— start —

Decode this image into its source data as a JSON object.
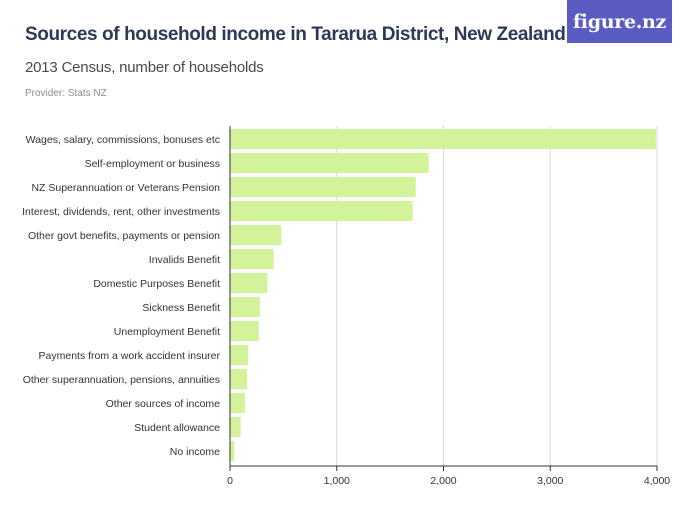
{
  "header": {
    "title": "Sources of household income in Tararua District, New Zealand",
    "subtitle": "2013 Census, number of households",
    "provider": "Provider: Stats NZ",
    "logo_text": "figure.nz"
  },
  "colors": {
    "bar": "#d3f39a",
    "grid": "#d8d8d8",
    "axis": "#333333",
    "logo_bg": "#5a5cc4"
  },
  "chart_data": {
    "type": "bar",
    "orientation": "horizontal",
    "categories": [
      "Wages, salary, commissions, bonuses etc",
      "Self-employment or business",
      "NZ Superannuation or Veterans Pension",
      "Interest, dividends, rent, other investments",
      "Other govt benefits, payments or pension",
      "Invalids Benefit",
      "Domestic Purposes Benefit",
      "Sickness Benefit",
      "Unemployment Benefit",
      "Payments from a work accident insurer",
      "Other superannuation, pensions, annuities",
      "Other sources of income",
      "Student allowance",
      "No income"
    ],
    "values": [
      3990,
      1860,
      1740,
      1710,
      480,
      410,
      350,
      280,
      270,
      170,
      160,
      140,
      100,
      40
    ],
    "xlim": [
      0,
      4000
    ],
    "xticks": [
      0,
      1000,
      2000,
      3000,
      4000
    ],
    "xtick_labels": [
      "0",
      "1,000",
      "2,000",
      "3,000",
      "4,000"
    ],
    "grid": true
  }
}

— end —
— start —

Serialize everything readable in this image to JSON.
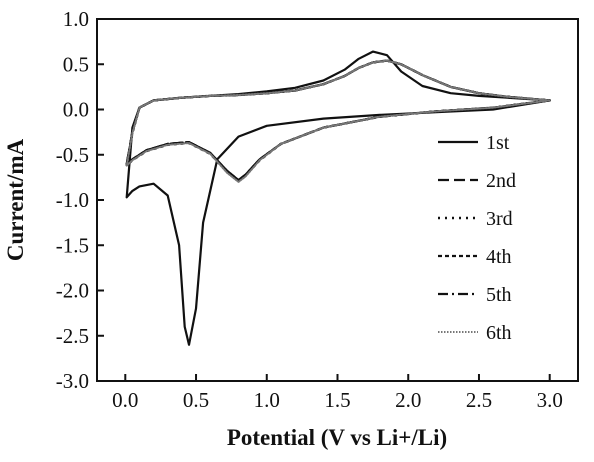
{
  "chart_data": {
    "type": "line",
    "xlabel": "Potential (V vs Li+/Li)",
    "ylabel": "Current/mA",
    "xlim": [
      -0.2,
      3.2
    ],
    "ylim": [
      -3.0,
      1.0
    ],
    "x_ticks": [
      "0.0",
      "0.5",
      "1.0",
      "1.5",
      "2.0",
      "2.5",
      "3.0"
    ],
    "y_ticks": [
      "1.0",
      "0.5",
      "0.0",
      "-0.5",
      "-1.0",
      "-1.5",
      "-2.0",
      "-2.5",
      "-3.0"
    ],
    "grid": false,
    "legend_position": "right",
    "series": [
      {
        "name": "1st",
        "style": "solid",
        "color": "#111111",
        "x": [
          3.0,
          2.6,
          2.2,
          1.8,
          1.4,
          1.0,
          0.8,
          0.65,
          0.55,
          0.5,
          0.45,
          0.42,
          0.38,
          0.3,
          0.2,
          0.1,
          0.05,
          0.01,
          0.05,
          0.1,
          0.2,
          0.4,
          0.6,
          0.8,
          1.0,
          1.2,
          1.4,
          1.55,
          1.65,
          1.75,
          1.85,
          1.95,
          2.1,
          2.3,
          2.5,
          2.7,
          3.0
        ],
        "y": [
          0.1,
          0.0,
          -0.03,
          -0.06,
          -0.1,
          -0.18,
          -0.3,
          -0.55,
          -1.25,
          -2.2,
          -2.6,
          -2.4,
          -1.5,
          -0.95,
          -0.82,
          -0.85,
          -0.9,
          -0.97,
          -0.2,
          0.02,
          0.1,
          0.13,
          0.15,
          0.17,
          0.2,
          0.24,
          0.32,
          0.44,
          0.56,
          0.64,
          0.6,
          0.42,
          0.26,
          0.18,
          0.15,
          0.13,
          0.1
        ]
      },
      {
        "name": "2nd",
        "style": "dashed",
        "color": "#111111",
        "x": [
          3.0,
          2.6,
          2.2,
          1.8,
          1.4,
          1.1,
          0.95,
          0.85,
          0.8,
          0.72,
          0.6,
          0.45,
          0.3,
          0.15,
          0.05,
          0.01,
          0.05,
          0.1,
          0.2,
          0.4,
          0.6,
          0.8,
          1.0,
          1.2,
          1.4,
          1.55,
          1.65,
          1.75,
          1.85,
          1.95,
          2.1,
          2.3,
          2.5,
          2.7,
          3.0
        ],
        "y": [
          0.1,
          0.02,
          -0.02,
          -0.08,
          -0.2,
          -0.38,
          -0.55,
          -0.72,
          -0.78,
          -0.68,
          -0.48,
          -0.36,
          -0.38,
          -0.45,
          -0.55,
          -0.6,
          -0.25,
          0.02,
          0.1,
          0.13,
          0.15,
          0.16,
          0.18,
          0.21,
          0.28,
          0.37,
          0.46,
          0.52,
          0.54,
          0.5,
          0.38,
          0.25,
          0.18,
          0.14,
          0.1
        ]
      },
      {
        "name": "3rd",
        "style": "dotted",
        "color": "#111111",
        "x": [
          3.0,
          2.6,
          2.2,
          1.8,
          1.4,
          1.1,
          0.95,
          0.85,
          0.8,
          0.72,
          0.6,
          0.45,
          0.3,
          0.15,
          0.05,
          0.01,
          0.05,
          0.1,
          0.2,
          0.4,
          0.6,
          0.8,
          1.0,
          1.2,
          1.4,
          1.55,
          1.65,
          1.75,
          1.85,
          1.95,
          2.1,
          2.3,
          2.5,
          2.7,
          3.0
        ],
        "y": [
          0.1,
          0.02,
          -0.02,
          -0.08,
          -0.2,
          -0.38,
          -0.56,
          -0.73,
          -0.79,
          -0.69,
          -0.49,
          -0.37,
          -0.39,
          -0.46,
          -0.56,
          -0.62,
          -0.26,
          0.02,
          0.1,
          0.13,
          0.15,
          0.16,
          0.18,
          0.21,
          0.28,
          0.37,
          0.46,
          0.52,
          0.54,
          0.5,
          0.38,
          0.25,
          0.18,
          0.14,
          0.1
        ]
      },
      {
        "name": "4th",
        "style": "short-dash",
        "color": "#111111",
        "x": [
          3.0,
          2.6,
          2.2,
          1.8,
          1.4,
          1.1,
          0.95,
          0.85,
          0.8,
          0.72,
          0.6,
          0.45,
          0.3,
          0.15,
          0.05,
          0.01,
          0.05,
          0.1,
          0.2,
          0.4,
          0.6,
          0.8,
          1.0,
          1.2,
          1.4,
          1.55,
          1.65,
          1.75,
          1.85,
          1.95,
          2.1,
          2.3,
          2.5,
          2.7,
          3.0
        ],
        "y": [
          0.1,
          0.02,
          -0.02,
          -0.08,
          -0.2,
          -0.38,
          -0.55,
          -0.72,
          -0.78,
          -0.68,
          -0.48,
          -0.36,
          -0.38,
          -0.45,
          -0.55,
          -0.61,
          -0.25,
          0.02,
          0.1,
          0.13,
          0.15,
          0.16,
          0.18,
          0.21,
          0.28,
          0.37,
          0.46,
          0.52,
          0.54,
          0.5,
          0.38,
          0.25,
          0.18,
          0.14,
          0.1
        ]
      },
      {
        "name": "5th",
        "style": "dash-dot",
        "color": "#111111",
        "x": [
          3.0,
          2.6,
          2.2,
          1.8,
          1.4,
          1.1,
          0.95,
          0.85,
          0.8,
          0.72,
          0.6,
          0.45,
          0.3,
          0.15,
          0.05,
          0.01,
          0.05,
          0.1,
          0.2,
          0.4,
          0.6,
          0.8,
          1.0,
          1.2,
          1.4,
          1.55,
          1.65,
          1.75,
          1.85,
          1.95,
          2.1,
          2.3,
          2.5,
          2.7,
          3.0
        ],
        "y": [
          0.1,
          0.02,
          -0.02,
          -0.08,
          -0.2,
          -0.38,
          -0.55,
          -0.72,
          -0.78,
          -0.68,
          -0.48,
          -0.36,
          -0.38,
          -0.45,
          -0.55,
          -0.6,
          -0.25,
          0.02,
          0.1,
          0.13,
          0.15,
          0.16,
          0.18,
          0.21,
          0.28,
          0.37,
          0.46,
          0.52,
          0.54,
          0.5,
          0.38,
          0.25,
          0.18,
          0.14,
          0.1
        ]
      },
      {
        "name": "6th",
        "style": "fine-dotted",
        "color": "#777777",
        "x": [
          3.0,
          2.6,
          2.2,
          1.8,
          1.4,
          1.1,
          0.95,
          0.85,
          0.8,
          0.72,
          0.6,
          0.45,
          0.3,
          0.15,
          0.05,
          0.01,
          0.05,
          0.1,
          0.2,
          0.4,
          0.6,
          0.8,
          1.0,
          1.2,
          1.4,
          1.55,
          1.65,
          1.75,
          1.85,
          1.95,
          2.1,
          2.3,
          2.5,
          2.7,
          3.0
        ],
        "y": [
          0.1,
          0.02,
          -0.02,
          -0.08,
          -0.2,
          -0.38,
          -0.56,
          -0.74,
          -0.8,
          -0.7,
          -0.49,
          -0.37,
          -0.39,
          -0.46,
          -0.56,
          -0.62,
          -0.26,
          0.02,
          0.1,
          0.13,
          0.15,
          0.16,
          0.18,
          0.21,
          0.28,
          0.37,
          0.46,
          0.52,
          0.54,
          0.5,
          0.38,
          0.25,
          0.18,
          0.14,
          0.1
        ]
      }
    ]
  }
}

— end —
— start —

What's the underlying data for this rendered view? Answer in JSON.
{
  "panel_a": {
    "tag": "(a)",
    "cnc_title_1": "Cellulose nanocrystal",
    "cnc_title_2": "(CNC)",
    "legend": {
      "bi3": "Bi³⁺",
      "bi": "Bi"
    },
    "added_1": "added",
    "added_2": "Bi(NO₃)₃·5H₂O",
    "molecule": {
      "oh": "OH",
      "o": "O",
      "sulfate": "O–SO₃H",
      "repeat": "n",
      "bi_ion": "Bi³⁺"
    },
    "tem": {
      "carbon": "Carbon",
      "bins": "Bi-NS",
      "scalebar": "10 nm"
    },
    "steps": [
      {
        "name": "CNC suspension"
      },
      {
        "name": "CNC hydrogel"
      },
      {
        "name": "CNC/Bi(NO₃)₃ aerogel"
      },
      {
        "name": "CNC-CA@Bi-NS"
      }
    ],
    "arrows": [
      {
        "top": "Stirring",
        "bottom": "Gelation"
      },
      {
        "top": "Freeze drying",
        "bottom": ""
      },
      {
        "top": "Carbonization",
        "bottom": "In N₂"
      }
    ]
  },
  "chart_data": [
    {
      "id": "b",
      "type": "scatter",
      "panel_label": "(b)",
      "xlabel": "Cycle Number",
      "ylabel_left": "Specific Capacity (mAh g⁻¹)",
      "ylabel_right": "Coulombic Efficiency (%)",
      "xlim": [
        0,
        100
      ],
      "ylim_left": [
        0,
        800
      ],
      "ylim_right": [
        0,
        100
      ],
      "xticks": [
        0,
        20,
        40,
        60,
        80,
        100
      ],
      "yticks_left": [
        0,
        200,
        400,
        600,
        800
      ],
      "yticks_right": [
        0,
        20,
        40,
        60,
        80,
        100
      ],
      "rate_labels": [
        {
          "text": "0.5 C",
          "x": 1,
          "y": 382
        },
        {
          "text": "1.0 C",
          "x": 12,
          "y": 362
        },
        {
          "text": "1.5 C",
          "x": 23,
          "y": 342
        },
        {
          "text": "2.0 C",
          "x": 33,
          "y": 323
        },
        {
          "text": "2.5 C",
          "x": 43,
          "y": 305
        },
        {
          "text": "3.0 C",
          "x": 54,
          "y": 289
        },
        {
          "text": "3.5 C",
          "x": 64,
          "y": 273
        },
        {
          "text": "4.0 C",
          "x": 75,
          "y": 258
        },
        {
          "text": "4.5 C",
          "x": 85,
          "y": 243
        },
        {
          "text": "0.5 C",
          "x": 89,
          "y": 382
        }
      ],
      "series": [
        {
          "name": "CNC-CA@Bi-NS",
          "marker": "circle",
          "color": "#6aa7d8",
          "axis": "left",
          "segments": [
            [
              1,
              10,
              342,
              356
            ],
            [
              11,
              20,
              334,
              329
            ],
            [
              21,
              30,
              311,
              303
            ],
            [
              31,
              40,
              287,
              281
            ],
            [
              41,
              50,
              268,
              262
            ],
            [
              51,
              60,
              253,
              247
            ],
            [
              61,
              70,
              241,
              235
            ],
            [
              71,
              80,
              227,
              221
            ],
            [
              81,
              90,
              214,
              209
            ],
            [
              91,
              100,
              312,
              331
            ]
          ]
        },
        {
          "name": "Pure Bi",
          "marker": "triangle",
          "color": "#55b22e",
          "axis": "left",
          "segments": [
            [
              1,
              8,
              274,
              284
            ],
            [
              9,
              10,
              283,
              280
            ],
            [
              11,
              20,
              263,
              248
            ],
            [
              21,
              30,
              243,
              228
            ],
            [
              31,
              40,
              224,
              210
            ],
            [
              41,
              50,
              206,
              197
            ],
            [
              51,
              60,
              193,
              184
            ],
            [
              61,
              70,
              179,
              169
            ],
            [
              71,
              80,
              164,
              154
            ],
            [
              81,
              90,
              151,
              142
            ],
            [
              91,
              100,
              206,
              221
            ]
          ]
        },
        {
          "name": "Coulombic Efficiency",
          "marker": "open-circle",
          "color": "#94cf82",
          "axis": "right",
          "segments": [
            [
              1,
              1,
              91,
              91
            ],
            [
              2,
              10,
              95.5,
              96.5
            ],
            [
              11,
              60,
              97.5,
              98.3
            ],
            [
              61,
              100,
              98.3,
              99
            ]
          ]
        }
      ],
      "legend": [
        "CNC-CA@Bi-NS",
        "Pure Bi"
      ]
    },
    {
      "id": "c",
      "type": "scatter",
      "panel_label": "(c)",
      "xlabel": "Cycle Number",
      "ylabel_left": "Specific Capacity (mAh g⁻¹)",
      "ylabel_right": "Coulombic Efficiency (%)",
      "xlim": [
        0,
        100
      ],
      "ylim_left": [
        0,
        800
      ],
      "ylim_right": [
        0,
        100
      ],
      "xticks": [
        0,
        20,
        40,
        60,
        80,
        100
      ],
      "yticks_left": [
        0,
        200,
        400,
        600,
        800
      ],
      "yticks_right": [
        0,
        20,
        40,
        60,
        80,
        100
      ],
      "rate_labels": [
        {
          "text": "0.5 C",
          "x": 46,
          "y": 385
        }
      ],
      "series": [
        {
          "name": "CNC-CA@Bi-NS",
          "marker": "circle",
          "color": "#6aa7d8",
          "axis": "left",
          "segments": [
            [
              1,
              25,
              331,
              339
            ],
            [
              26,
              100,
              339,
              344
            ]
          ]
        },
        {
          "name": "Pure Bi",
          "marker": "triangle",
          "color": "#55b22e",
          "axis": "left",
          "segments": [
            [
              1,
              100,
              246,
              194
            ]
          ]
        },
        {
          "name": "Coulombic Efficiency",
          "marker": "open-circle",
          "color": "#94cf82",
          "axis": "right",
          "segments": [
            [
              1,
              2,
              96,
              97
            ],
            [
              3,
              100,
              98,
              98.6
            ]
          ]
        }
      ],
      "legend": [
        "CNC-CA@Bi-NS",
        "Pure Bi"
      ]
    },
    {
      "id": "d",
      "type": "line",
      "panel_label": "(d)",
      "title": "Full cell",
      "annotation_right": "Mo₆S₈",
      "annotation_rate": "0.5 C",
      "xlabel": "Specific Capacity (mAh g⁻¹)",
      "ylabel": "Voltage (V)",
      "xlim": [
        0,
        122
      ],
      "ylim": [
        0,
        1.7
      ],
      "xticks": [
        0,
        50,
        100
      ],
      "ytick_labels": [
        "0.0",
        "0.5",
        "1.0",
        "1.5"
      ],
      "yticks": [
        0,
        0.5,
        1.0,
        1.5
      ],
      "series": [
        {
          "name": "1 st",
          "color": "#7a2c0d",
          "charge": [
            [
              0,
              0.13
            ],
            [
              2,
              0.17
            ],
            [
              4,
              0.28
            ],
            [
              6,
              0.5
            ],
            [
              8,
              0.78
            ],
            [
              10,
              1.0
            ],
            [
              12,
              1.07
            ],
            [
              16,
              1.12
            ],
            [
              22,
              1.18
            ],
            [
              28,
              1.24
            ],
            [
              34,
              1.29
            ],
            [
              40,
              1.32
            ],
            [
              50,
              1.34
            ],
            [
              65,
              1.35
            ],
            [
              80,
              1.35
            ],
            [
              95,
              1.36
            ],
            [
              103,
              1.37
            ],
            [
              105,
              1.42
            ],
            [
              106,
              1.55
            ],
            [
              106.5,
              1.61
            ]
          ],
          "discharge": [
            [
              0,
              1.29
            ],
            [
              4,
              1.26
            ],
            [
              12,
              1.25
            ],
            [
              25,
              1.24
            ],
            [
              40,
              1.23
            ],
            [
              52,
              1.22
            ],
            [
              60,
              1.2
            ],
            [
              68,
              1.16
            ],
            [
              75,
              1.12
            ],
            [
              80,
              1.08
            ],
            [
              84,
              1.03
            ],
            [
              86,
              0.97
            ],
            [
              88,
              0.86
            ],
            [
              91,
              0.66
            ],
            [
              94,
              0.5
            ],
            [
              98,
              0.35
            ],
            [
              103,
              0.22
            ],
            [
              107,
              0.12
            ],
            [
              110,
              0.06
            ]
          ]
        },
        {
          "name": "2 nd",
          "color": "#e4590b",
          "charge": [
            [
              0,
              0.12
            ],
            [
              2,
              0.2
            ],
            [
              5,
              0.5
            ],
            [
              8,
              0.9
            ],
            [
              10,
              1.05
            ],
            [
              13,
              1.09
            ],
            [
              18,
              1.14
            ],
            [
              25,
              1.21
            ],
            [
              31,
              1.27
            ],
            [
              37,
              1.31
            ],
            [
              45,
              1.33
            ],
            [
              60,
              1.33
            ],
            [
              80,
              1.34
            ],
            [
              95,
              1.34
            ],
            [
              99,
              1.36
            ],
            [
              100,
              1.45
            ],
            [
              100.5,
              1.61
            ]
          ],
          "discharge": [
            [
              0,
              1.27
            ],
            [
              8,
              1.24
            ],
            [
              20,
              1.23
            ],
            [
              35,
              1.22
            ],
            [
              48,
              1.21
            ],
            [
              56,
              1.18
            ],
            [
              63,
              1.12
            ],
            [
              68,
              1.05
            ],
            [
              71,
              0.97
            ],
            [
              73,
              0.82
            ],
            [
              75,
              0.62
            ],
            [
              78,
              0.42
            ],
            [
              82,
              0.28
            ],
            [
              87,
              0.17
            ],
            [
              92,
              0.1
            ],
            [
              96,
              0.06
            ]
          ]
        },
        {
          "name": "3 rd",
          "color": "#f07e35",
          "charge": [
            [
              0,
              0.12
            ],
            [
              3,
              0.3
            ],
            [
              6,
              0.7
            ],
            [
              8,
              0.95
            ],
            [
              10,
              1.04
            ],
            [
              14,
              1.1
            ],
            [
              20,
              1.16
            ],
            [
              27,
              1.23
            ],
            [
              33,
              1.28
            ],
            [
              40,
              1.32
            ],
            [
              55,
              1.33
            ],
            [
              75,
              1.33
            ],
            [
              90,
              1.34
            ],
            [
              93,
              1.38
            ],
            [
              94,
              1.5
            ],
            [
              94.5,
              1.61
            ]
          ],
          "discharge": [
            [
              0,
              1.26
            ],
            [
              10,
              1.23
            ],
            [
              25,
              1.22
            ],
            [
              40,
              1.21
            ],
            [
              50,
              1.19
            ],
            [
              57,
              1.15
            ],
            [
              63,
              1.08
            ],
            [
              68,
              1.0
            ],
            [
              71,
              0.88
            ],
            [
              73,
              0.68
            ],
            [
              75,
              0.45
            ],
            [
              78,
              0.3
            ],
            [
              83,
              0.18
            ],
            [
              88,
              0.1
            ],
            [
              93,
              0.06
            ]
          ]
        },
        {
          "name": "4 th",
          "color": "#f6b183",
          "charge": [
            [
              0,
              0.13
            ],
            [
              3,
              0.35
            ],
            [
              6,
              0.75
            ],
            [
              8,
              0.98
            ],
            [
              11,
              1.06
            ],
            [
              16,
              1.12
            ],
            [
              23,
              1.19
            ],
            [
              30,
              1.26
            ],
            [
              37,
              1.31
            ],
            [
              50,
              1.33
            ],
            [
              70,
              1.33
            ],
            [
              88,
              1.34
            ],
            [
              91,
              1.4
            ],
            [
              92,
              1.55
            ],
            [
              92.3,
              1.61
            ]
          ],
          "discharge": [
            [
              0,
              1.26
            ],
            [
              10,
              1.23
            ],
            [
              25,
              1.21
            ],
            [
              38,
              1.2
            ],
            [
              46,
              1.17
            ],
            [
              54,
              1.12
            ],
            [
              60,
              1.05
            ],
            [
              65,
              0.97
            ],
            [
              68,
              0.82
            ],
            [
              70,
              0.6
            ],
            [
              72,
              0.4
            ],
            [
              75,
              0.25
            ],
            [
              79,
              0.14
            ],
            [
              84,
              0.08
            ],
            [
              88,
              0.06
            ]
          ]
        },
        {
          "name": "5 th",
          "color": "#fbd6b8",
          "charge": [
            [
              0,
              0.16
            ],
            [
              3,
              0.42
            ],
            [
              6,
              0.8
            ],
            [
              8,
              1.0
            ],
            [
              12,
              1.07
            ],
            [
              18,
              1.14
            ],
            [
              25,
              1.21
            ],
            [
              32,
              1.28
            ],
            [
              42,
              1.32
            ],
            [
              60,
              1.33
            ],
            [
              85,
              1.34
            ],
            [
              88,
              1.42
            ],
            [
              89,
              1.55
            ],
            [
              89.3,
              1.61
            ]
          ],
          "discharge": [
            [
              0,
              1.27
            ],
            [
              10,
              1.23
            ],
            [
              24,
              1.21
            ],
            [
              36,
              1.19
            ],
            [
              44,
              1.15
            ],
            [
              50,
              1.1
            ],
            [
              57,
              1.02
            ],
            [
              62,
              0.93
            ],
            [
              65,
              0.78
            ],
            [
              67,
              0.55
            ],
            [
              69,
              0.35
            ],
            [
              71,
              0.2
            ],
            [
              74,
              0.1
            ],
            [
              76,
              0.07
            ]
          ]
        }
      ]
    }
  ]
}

— end —

--- WRITTEN INSTRUCTION ---
Report how many lines above hold the string "type", giving nothing but the number.

--- RESPONSE TO THE EXERCISE ---
5